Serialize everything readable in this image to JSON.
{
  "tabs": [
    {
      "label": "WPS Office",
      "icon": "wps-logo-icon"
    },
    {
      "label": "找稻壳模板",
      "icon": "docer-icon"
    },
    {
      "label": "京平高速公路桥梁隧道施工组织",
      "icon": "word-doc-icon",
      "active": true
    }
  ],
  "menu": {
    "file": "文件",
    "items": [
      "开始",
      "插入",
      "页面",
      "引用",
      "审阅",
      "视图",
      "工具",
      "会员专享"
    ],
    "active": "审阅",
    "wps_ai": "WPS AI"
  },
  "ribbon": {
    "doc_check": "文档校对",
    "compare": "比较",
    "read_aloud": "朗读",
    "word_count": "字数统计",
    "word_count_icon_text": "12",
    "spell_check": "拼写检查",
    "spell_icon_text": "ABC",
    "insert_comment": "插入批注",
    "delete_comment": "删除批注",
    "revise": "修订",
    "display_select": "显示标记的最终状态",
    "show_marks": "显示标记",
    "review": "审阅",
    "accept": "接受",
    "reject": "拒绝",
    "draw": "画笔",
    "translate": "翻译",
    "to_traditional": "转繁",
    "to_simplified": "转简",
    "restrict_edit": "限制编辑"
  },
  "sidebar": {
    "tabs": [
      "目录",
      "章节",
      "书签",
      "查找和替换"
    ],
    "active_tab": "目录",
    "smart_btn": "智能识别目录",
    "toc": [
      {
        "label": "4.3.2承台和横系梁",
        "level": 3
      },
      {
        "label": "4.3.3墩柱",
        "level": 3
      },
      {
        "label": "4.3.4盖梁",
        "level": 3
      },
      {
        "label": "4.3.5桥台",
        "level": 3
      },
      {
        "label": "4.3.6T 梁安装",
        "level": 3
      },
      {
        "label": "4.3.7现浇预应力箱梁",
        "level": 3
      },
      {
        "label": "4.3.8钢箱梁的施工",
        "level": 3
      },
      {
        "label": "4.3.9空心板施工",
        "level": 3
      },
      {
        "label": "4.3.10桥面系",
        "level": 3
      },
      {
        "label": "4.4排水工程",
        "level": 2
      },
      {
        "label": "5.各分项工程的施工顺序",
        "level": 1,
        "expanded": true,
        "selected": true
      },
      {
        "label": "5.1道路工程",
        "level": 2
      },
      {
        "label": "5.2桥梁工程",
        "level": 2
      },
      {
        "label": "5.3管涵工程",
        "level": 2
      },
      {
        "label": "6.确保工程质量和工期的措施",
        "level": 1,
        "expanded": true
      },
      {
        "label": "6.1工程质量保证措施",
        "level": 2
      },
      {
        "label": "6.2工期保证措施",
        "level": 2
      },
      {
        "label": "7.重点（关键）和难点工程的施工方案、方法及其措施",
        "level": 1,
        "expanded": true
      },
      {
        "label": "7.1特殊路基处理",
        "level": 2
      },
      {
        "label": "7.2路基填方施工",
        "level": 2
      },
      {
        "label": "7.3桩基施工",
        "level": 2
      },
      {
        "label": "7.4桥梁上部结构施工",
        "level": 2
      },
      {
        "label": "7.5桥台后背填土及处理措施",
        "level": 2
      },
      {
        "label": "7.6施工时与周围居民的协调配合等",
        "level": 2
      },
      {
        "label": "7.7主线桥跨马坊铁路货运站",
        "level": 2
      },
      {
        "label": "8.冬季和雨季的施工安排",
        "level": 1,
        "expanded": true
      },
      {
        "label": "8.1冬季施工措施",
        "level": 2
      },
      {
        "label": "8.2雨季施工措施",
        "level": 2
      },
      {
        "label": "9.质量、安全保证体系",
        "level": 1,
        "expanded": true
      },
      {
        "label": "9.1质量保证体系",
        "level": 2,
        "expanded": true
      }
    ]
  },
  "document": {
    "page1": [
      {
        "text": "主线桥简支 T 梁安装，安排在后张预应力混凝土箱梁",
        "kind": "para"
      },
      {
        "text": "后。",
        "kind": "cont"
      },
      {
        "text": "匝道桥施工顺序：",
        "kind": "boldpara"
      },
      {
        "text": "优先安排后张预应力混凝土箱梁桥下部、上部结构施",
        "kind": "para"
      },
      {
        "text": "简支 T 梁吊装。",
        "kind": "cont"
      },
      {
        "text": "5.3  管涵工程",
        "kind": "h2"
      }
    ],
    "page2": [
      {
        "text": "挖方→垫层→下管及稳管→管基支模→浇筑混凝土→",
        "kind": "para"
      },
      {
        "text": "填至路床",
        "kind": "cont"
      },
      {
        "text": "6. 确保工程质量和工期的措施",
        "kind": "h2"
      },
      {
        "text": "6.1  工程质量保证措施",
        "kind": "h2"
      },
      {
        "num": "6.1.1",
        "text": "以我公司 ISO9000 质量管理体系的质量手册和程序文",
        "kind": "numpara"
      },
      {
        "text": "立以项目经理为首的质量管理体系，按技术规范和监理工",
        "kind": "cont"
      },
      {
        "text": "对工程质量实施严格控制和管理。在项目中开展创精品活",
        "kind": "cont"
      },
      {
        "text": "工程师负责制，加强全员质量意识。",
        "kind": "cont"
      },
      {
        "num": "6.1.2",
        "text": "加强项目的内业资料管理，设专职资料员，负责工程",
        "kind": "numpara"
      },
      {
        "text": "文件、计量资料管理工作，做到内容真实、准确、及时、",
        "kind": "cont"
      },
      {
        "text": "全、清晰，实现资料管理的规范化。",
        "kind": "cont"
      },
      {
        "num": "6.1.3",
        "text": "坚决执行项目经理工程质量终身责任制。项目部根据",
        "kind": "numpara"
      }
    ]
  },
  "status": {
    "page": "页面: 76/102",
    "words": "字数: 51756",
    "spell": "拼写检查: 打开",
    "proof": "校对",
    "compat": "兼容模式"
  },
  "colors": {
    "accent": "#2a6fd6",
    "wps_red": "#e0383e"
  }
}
***
THE REQUEST> Your task is to transcribe the listing above in full, exactly as given.

SOLUTION>
Serialize everything readable in this image to JSON.
{
  "tabs": [
    {
      "label": "WPS Office",
      "icon": "wps-logo-icon"
    },
    {
      "label": "找稻壳模板",
      "icon": "docer-icon"
    },
    {
      "label": "京平高速公路桥梁隧道施工组织",
      "icon": "word-doc-icon",
      "active": true
    }
  ],
  "menu": {
    "file": "文件",
    "items": [
      "开始",
      "插入",
      "页面",
      "引用",
      "审阅",
      "视图",
      "工具",
      "会员专享"
    ],
    "active": "审阅",
    "wps_ai": "WPS AI"
  },
  "ribbon": {
    "doc_check": "文档校对",
    "compare": "比较",
    "read_aloud": "朗读",
    "word_count": "字数统计",
    "word_count_icon_text": "12",
    "spell_check": "拼写检查",
    "spell_icon_text": "ABC",
    "insert_comment": "插入批注",
    "delete_comment": "删除批注",
    "revise": "修订",
    "display_select": "显示标记的最终状态",
    "show_marks": "显示标记",
    "review": "审阅",
    "accept": "接受",
    "reject": "拒绝",
    "draw": "画笔",
    "translate": "翻译",
    "to_traditional": "转繁",
    "to_simplified": "转简",
    "restrict_edit": "限制编辑"
  },
  "sidebar": {
    "tabs": [
      "目录",
      "章节",
      "书签",
      "查找和替换"
    ],
    "active_tab": "目录",
    "smart_btn": "智能识别目录",
    "toc": [
      {
        "label": "4.3.2承台和横系梁",
        "level": 3
      },
      {
        "label": "4.3.3墩柱",
        "level": 3
      },
      {
        "label": "4.3.4盖梁",
        "level": 3
      },
      {
        "label": "4.3.5桥台",
        "level": 3
      },
      {
        "label": "4.3.6T 梁安装",
        "level": 3
      },
      {
        "label": "4.3.7现浇预应力箱梁",
        "level": 3
      },
      {
        "label": "4.3.8钢箱梁的施工",
        "level": 3
      },
      {
        "label": "4.3.9空心板施工",
        "level": 3
      },
      {
        "label": "4.3.10桥面系",
        "level": 3
      },
      {
        "label": "4.4排水工程",
        "level": 2
      },
      {
        "label": "5.各分项工程的施工顺序",
        "level": 1,
        "expanded": true,
        "selected": true
      },
      {
        "label": "5.1道路工程",
        "level": 2
      },
      {
        "label": "5.2桥梁工程",
        "level": 2
      },
      {
        "label": "5.3管涵工程",
        "level": 2
      },
      {
        "label": "6.确保工程质量和工期的措施",
        "level": 1,
        "expanded": true
      },
      {
        "label": "6.1工程质量保证措施",
        "level": 2
      },
      {
        "label": "6.2工期保证措施",
        "level": 2
      },
      {
        "label": "7.重点（关键）和难点工程的施工方案、方法及其措施",
        "level": 1,
        "expanded": true
      },
      {
        "label": "7.1特殊路基处理",
        "level": 2
      },
      {
        "label": "7.2路基填方施工",
        "level": 2
      },
      {
        "label": "7.3桩基施工",
        "level": 2
      },
      {
        "label": "7.4桥梁上部结构施工",
        "level": 2
      },
      {
        "label": "7.5桥台后背填土及处理措施",
        "level": 2
      },
      {
        "label": "7.6施工时与周围居民的协调配合等",
        "level": 2
      },
      {
        "label": "7.7主线桥跨马坊铁路货运站",
        "level": 2
      },
      {
        "label": "8.冬季和雨季的施工安排",
        "level": 1,
        "expanded": true
      },
      {
        "label": "8.1冬季施工措施",
        "level": 2
      },
      {
        "label": "8.2雨季施工措施",
        "level": 2
      },
      {
        "label": "9.质量、安全保证体系",
        "level": 1,
        "expanded": true
      },
      {
        "label": "9.1质量保证体系",
        "level": 2,
        "expanded": true
      }
    ]
  },
  "document": {
    "page1": [
      {
        "text": "主线桥简支 T 梁安装，安排在后张预应力混凝土箱梁",
        "kind": "para"
      },
      {
        "text": "后。",
        "kind": "cont"
      },
      {
        "text": "匝道桥施工顺序：",
        "kind": "boldpara"
      },
      {
        "text": "优先安排后张预应力混凝土箱梁桥下部、上部结构施",
        "kind": "para"
      },
      {
        "text": "简支 T 梁吊装。",
        "kind": "cont"
      },
      {
        "text": "5.3  管涵工程",
        "kind": "h2"
      }
    ],
    "page2": [
      {
        "text": "挖方→垫层→下管及稳管→管基支模→浇筑混凝土→",
        "kind": "para"
      },
      {
        "text": "填至路床",
        "kind": "cont"
      },
      {
        "text": "6. 确保工程质量和工期的措施",
        "kind": "h2"
      },
      {
        "text": "6.1  工程质量保证措施",
        "kind": "h2"
      },
      {
        "num": "6.1.1",
        "text": "以我公司 ISO9000 质量管理体系的质量手册和程序文",
        "kind": "numpara"
      },
      {
        "text": "立以项目经理为首的质量管理体系，按技术规范和监理工",
        "kind": "cont"
      },
      {
        "text": "对工程质量实施严格控制和管理。在项目中开展创精品活",
        "kind": "cont"
      },
      {
        "text": "工程师负责制，加强全员质量意识。",
        "kind": "cont"
      },
      {
        "num": "6.1.2",
        "text": "加强项目的内业资料管理，设专职资料员，负责工程",
        "kind": "numpara"
      },
      {
        "text": "文件、计量资料管理工作，做到内容真实、准确、及时、",
        "kind": "cont"
      },
      {
        "text": "全、清晰，实现资料管理的规范化。",
        "kind": "cont"
      },
      {
        "num": "6.1.3",
        "text": "坚决执行项目经理工程质量终身责任制。项目部根据",
        "kind": "numpara"
      }
    ]
  },
  "status": {
    "page": "页面: 76/102",
    "words": "字数: 51756",
    "spell": "拼写检查: 打开",
    "proof": "校对",
    "compat": "兼容模式"
  },
  "colors": {
    "accent": "#2a6fd6",
    "wps_red": "#e0383e"
  }
}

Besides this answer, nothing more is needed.